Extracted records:
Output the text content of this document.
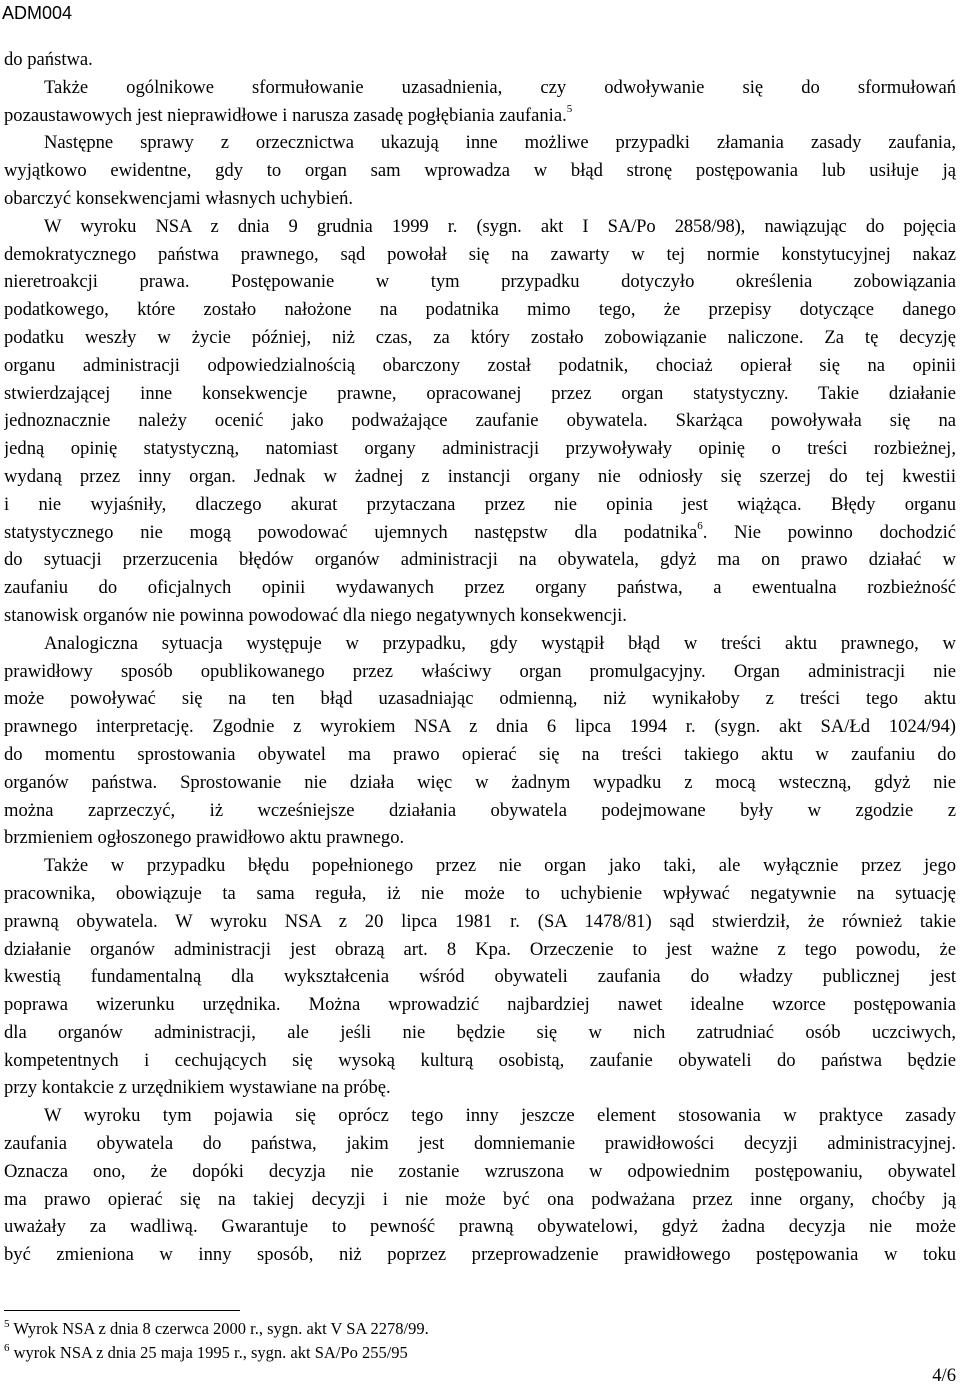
ADM004
do państwa.
Także ogólnikowe sformułowanie uzasadnienia, czy odwoływanie się do sformułowań
pozaustawowych jest nieprawidłowe i narusza zasadę pogłębiania zaufania.$^5$
Następne sprawy z orzecznictwa ukazują inne możliwe przypadki złamania zasady zaufania,
wyjątkowo ewidentne, gdy to organ sam wprowadza w błąd stronę postępowania lub usiłuje ją
obarczyć konsekwencjami własnych uchybień.
W wyroku NSA z dnia 9 grudnia 1999 r. (sygn. akt I SA/Po 2858/98), nawiązując do pojęcia
demokratycznego państwa prawnego, sąd powołał się na zawarty w tej normie konstytucyjnej nakaz
nieretroakcji prawa. Postępowanie w tym przypadku dotyczyło określenia zobowiązania
podatkowego, które zostało nałożone na podatnika mimo tego, że przepisy dotyczące danego
podatku weszły w życie później, niż czas, za który zostało zobowiązanie naliczone. Za tę decyzję
organu administracji odpowiedzialnością obarczony został podatnik, chociaż opierał się na opinii
stwierdzającej inne konsekwencje prawne, opracowanej przez organ statystyczny. Takie działanie
jednoznacznie należy ocenić jako podważające zaufanie obywatela. Skarżąca powoływała się na
jedną opinię statystyczną, natomiast organy administracji przywoływały opinię o treści rozbieżnej,
wydaną przez inny organ. Jednak w żadnej z instancji organy nie odniosły się szerzej do tej kwestii
i nie wyjaśniły, dlaczego akurat przytaczana przez nie opinia jest wiążąca. Błędy organu
statystycznego nie mogą powodować ujemnych następstw dla podatnika$^6$. Nie powinno dochodzić
do sytuacji przerzucenia błędów organów administracji na obywatela, gdyż ma on prawo działać w
zaufaniu do oficjalnych opinii wydawanych przez organy państwa, a ewentualna rozbieżność
stanowisk organów nie powinna powodować dla niego negatywnych konsekwencji.
Analogiczna sytuacja występuje w przypadku, gdy wystąpił błąd w treści aktu prawnego, w
prawidłowy sposób opublikowanego przez właściwy organ promulgacyjny. Organ administracji nie
może powoływać się na ten błąd uzasadniając odmienną, niż wynikałoby z treści tego aktu
prawnego interpretację. Zgodnie z wyrokiem NSA z dnia 6 lipca 1994 r. (sygn. akt SA/Łd 1024/94)
do momentu sprostowania obywatel ma prawo opierać się na treści takiego aktu w zaufaniu do
organów państwa. Sprostowanie nie działa więc w żadnym wypadku z mocą wsteczną, gdyż nie
można zaprzeczyć, iż wcześniejsze działania obywatela podejmowane były w zgodzie z
brzmieniem ogłoszonego prawidłowo aktu prawnego.
Także w przypadku błędu popełnionego przez nie organ jako taki, ale wyłącznie przez jego
pracownika, obowiązuje ta sama reguła, iż nie może to uchybienie wpływać negatywnie na sytuację
prawną obywatela. W wyroku NSA z 20 lipca 1981 r. (SA 1478/81) sąd stwierdził, że również takie
działanie organów administracji jest obrazą art. 8 Kpa. Orzeczenie to jest ważne z tego powodu, że
kwestią fundamentalną dla wykształcenia wśród obywateli zaufania do władzy publicznej jest
poprawa wizerunku urzędnika. Można wprowadzić najbardziej nawet idealne wzorce postępowania
dla organów administracji, ale jeśli nie będzie się w nich zatrudniać osób uczciwych,
kompetentnych i cechujących się wysoką kulturą osobistą, zaufanie obywateli do państwa będzie
przy kontakcie z urzędnikiem wystawiane na próbę.
W wyroku tym pojawia się oprócz tego inny jeszcze element stosowania w praktyce zasady
zaufania obywatela do państwa, jakim jest domniemanie prawidłowości decyzji administracyjnej.
Oznacza ono, że dopóki decyzja nie zostanie wzruszona w odpowiednim postępowaniu, obywatel
ma prawo opierać się na takiej decyzji i nie może być ona podważana przez inne organy, choćby ją
uważały za wadliwą. Gwarantuje to pewność prawną obywatelowi, gdyż żadna decyzja nie może
być zmieniona w inny sposób, niż poprzez przeprowadzenie prawidłowego postępowania w toku
$^5$ Wyrok NSA z dnia 8 czerwca 2000 r., sygn. akt V SA 2278/99.
$^6$ wyrok NSA z dnia 25 maja 1995 r., sygn. akt SA/Po 255/95
4/6
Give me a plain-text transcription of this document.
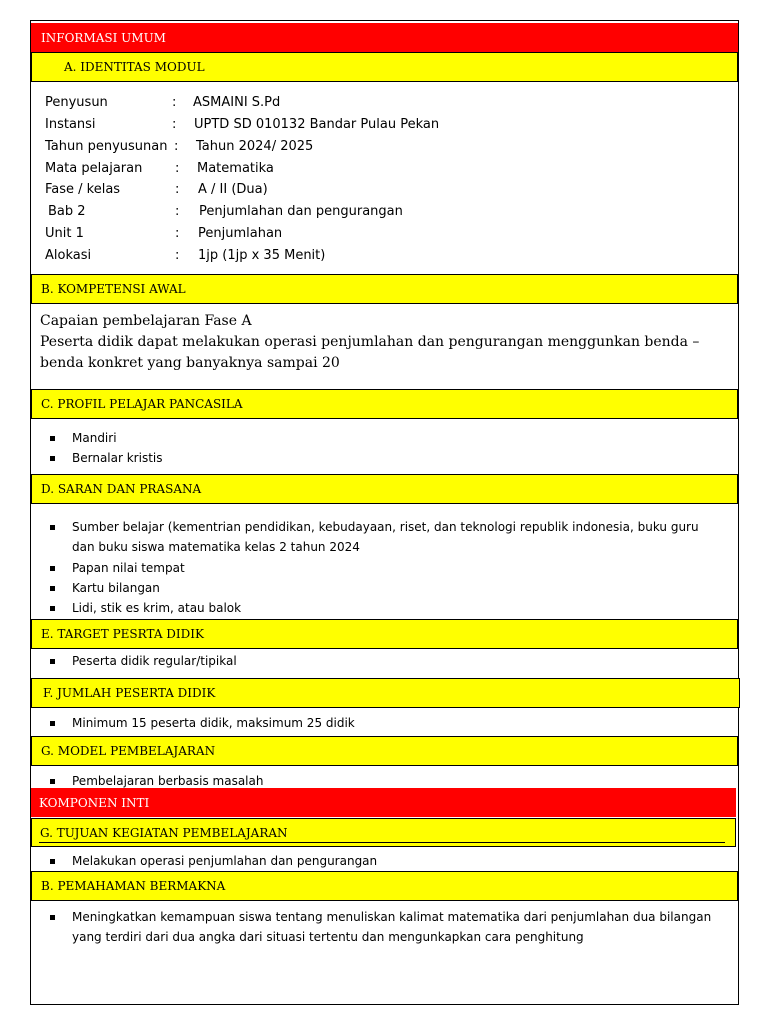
INFORMASI UMUM
A. IDENTITAS MODUL
Penyusun	: ASMAINI S.Pd
Instansi	: UPTD SD 010132 Bandar Pulau Pekan
Tahun penyusunan : Tahun 2024/ 2025
Mata pelajaran	: Matematika
Fase / kelas	: A / II (Dua)
Bab 2	: Penjumlahan dan pengurangan
Unit 1	: Penjumlahan
Alokasi	: 1jp (1jp x 35 Menit)
B. KOMPETENSI AWAL
Capaian pembelajaran Fase A
Peserta didik dapat melakukan operasi penjumlahan dan pengurangan menggunkan benda – benda konkret yang banyaknya sampai 20
C. PROFIL PELAJAR PANCASILA
Mandiri
Bernalar kristis
D. SARAN DAN PRASANA
Sumber belajar (kementrian pendidikan, kebudayaan, riset, dan teknologi republik indonesia, buku guru dan buku siswa matematika kelas 2 tahun 2024
Papan nilai tempat
Kartu bilangan
Lidi, stik es krim, atau balok
E. TARGET PESRTA DIDIK
Peserta didik regular/tipikal
F. JUMLAH PESERTA DIDIK
Minimum 15 peserta didik, maksimum 25 didik
G. MODEL PEMBELAJARAN
Pembelajaran berbasis masalah
KOMPONEN INTI
G. TUJUAN KEGIATAN PEMBELAJARAN
Melakukan operasi penjumlahan dan pengurangan
B. PEMAHAMAN BERMAKNA
Meningkatkan kemampuan siswa tentang menuliskan kalimat matematika dari penjumlahan dua bilangan yang terdiri dari dua angka dari situasi tertentu dan mengunkapkan cara penghitung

Your goal
Repeat the material above in full and unchanged, minus its images.

Written answer
Output the text content of this document.
ADM004
do państwa.
Także ogólnikowe sformułowanie uzasadnienia, czy odwoływanie się do sformułowań
pozaustawowych jest nieprawidłowe i narusza zasadę pogłębiania zaufania.$^5$
Następne sprawy z orzecznictwa ukazują inne możliwe przypadki złamania zasady zaufania,
wyjątkowo ewidentne, gdy to organ sam wprowadza w błąd stronę postępowania lub usiłuje ją
obarczyć konsekwencjami własnych uchybień.
W wyroku NSA z dnia 9 grudnia 1999 r. (sygn. akt I SA/Po 2858/98), nawiązując do pojęcia
demokratycznego państwa prawnego, sąd powołał się na zawarty w tej normie konstytucyjnej nakaz
nieretroakcji prawa. Postępowanie w tym przypadku dotyczyło określenia zobowiązania
podatkowego, które zostało nałożone na podatnika mimo tego, że przepisy dotyczące danego
podatku weszły w życie później, niż czas, za który zostało zobowiązanie naliczone. Za tę decyzję
organu administracji odpowiedzialnością obarczony został podatnik, chociaż opierał się na opinii
stwierdzającej inne konsekwencje prawne, opracowanej przez organ statystyczny. Takie działanie
jednoznacznie należy ocenić jako podważające zaufanie obywatela. Skarżąca powoływała się na
jedną opinię statystyczną, natomiast organy administracji przywoływały opinię o treści rozbieżnej,
wydaną przez inny organ. Jednak w żadnej z instancji organy nie odniosły się szerzej do tej kwestii
i nie wyjaśniły, dlaczego akurat przytaczana przez nie opinia jest wiążąca. Błędy organu
statystycznego nie mogą powodować ujemnych następstw dla podatnika$^6$. Nie powinno dochodzić
do sytuacji przerzucenia błędów organów administracji na obywatela, gdyż ma on prawo działać w
zaufaniu do oficjalnych opinii wydawanych przez organy państwa, a ewentualna rozbieżność
stanowisk organów nie powinna powodować dla niego negatywnych konsekwencji.
Analogiczna sytuacja występuje w przypadku, gdy wystąpił błąd w treści aktu prawnego, w
prawidłowy sposób opublikowanego przez właściwy organ promulgacyjny. Organ administracji nie
może powoływać się na ten błąd uzasadniając odmienną, niż wynikałoby z treści tego aktu
prawnego interpretację. Zgodnie z wyrokiem NSA z dnia 6 lipca 1994 r. (sygn. akt SA/Łd 1024/94)
do momentu sprostowania obywatel ma prawo opierać się na treści takiego aktu w zaufaniu do
organów państwa. Sprostowanie nie działa więc w żadnym wypadku z mocą wsteczną, gdyż nie
można zaprzeczyć, iż wcześniejsze działania obywatela podejmowane były w zgodzie z
brzmieniem ogłoszonego prawidłowo aktu prawnego.
Także w przypadku błędu popełnionego przez nie organ jako taki, ale wyłącznie przez jego
pracownika, obowiązuje ta sama reguła, iż nie może to uchybienie wpływać negatywnie na sytuację
prawną obywatela. W wyroku NSA z 20 lipca 1981 r. (SA 1478/81) sąd stwierdził, że również takie
działanie organów administracji jest obrazą art. 8 Kpa. Orzeczenie to jest ważne z tego powodu, że
kwestią fundamentalną dla wykształcenia wśród obywateli zaufania do władzy publicznej jest
poprawa wizerunku urzędnika. Można wprowadzić najbardziej nawet idealne wzorce postępowania
dla organów administracji, ale jeśli nie będzie się w nich zatrudniać osób uczciwych,
kompetentnych i cechujących się wysoką kulturą osobistą, zaufanie obywateli do państwa będzie
przy kontakcie z urzędnikiem wystawiane na próbę.
W wyroku tym pojawia się oprócz tego inny jeszcze element stosowania w praktyce zasady
zaufania obywatela do państwa, jakim jest domniemanie prawidłowości decyzji administracyjnej.
Oznacza ono, że dopóki decyzja nie zostanie wzruszona w odpowiednim postępowaniu, obywatel
ma prawo opierać się na takiej decyzji i nie może być ona podważana przez inne organy, choćby ją
uważały za wadliwą. Gwarantuje to pewność prawną obywatelowi, gdyż żadna decyzja nie może
być zmieniona w inny sposób, niż poprzez przeprowadzenie prawidłowego postępowania w toku
$^5$ Wyrok NSA z dnia 8 czerwca 2000 r., sygn. akt V SA 2278/99.
$^6$ wyrok NSA z dnia 25 maja 1995 r., sygn. akt SA/Po 255/95
4/6
Give me a plain-text transcription of this document.
INFORMASI UMUM
A. IDENTITAS MODUL
Penyusun	: ASMAINI S.Pd
Instansi	: UPTD SD 010132 Bandar Pulau Pekan
Tahun penyusunan : Tahun 2024/ 2025
Mata pelajaran	: Matematika
Fase / kelas	: A / II (Dua)
Bab 2	: Penjumlahan dan pengurangan
Unit 1	: Penjumlahan
Alokasi	: 1jp (1jp x 35 Menit)
B. KOMPETENSI AWAL
Capaian pembelajaran Fase A
Peserta didik dapat melakukan operasi penjumlahan dan pengurangan menggunkan benda – benda konkret yang banyaknya sampai 20
C. PROFIL PELAJAR PANCASILA
Mandiri
Bernalar kristis
D. SARAN DAN PRASANA
Sumber belajar (kementrian pendidikan, kebudayaan, riset, dan teknologi republik indonesia, buku guru dan buku siswa matematika kelas 2 tahun 2024
Papan nilai tempat
Kartu bilangan
Lidi, stik es krim, atau balok
E. TARGET PESRTA DIDIK
Peserta didik regular/tipikal
F. JUMLAH PESERTA DIDIK
Minimum 15 peserta didik, maksimum 25 didik
G. MODEL PEMBELAJARAN
Pembelajaran berbasis masalah
KOMPONEN INTI
G. TUJUAN KEGIATAN PEMBELAJARAN
Melakukan operasi penjumlahan dan pengurangan
B. PEMAHAMAN BERMAKNA
Meningkatkan kemampuan siswa tentang menuliskan kalimat matematika dari penjumlahan dua bilangan yang terdiri dari dua angka dari situasi tertentu dan mengunkapkan cara penghitung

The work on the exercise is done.